■ THE PROBLEM ■
Word for word, transcribe the lines from the one containing "Convert this screenshot" through the end of the entries, both included, and nothing else.

■ INPUT DATA ■
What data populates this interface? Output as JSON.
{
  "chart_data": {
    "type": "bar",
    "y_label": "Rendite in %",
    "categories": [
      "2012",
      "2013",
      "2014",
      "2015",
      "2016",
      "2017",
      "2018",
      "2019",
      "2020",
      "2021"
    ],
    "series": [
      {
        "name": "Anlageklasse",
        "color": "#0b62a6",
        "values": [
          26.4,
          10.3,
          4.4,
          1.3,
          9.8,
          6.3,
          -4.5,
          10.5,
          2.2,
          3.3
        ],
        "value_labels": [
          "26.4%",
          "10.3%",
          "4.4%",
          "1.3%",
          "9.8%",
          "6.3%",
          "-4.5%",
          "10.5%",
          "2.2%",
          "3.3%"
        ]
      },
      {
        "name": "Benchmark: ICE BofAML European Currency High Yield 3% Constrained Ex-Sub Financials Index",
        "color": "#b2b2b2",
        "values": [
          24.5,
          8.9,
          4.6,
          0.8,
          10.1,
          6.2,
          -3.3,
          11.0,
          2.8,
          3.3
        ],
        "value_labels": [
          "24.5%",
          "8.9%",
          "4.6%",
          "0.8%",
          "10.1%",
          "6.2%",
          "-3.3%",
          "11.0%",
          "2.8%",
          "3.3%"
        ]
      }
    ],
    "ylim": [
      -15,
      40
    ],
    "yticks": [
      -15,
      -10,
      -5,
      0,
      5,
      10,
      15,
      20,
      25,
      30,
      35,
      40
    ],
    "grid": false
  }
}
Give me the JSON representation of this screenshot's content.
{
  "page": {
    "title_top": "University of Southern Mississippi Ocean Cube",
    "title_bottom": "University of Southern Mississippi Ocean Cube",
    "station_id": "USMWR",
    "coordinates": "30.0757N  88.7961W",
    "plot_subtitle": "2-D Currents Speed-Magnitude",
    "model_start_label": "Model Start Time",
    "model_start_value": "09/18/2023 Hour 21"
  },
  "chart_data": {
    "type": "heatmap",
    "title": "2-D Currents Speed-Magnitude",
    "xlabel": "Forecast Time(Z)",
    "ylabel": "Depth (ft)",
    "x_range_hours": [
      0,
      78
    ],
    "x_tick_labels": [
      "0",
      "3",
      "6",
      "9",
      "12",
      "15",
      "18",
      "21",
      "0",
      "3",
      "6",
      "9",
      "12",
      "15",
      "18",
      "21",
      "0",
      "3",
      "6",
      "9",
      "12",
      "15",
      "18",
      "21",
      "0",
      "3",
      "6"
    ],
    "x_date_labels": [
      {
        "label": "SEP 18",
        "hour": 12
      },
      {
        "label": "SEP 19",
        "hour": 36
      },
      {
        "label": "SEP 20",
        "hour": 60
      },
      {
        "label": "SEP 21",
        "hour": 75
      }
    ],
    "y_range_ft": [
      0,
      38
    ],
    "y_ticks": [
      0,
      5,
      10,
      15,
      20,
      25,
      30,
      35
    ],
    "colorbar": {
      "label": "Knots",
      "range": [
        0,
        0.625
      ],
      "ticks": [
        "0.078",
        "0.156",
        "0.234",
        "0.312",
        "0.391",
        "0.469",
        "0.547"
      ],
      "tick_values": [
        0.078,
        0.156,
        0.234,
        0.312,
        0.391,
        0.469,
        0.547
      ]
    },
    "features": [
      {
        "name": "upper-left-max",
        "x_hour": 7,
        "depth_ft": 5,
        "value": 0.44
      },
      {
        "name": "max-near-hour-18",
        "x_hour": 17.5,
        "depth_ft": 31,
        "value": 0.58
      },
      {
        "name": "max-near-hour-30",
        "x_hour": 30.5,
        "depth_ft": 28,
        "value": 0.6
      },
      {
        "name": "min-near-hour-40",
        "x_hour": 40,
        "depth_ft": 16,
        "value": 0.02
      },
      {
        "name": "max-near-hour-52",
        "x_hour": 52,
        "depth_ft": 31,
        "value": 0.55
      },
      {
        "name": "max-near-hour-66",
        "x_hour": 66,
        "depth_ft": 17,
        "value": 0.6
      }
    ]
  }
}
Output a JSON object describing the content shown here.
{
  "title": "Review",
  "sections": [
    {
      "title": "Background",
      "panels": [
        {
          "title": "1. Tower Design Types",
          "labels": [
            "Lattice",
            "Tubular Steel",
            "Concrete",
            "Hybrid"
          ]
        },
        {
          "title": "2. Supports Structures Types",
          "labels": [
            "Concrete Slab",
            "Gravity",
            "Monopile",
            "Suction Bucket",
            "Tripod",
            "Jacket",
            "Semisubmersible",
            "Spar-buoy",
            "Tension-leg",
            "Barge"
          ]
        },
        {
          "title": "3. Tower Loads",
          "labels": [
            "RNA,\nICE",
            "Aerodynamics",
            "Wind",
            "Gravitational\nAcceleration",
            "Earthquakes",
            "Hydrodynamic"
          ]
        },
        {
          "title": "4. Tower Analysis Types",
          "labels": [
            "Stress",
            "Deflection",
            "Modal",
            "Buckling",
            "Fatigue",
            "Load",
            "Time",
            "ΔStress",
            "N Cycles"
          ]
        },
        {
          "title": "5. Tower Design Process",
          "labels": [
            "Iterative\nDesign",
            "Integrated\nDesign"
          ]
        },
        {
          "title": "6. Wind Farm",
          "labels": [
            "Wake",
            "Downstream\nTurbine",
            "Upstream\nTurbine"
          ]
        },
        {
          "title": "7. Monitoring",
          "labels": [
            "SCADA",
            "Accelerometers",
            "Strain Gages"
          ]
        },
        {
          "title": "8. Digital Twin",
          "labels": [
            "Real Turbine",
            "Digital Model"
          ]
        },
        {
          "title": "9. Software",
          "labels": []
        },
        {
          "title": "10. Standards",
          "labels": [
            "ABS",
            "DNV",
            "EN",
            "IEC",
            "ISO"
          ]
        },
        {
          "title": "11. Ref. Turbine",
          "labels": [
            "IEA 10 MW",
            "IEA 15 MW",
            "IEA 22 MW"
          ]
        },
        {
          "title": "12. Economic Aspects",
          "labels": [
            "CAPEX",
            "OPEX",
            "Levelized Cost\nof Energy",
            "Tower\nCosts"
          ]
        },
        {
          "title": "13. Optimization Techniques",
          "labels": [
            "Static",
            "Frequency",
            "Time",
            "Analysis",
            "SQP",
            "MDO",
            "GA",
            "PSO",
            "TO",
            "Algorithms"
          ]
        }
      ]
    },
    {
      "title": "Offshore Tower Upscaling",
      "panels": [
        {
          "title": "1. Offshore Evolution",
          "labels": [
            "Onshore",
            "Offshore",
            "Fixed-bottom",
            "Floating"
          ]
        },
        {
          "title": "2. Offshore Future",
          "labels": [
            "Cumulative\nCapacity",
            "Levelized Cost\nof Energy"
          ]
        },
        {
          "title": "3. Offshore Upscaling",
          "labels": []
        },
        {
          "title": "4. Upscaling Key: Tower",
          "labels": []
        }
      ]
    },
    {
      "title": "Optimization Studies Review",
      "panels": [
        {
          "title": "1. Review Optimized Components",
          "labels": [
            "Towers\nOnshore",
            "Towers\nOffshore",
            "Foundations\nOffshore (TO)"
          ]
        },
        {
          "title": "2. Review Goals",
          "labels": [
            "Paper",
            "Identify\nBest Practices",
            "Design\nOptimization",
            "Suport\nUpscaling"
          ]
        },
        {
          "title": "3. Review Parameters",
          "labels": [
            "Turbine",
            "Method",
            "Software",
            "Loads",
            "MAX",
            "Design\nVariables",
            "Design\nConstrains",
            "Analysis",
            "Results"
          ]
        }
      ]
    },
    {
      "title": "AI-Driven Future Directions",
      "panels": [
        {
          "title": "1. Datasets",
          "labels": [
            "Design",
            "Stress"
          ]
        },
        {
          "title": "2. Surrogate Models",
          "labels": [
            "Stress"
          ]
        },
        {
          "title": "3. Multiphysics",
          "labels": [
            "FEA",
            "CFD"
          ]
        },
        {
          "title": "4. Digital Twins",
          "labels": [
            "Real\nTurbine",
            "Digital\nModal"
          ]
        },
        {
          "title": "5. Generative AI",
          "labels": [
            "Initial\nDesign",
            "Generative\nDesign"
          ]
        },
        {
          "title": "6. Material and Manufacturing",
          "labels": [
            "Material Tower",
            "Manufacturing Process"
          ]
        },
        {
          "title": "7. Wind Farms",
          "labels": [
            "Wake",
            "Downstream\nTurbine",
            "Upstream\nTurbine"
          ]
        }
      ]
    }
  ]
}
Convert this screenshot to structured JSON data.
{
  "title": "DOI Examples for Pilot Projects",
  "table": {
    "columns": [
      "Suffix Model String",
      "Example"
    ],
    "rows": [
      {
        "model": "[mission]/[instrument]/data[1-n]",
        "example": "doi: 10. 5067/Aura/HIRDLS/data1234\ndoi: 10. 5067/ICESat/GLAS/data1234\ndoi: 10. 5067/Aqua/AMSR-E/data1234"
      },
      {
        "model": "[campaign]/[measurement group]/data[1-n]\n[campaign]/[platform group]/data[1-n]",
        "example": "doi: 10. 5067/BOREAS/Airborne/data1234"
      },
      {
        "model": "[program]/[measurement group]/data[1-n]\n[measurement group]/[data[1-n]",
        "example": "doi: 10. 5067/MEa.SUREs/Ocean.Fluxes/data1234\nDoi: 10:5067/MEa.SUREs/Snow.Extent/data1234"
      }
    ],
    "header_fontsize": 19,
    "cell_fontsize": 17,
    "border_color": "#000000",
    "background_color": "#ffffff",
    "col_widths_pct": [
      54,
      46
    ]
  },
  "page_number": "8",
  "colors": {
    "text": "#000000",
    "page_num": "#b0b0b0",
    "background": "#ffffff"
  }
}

■ TASK RESULT ■
Convert this screenshot to structured JSON data.
{
  "title": "DOI Examples for Pilot Projects",
  "table": {
    "columns": [
      "Suffix Model String",
      "Example"
    ],
    "rows": [
      {
        "model": "[mission]/[instrument]/data[1-n]",
        "example": "doi: 10. 5067/Aura/HIRDLS/data1234\ndoi: 10. 5067/ICESat/GLAS/data1234\ndoi: 10. 5067/Aqua/AMSR-E/data1234"
      },
      {
        "model": "[campaign]/[measurement group]/data[1-n]\n[campaign]/[platform group]/data[1-n]",
        "example": "doi: 10. 5067/BOREAS/Airborne/data1234"
      },
      {
        "model": "[program]/[measurement group]/data[1-n]\n[measurement group]/[data[1-n]",
        "example": "doi: 10. 5067/MEa.SUREs/Ocean.Fluxes/data1234\nDoi: 10:5067/MEa.SUREs/Snow.Extent/data1234"
      }
    ],
    "header_fontsize": 19,
    "cell_fontsize": 17,
    "border_color": "#000000",
    "background_color": "#ffffff",
    "col_widths_pct": [
      54,
      46
    ]
  },
  "page_number": "8",
  "colors": {
    "text": "#000000",
    "page_num": "#b0b0b0",
    "background": "#ffffff"
  }
}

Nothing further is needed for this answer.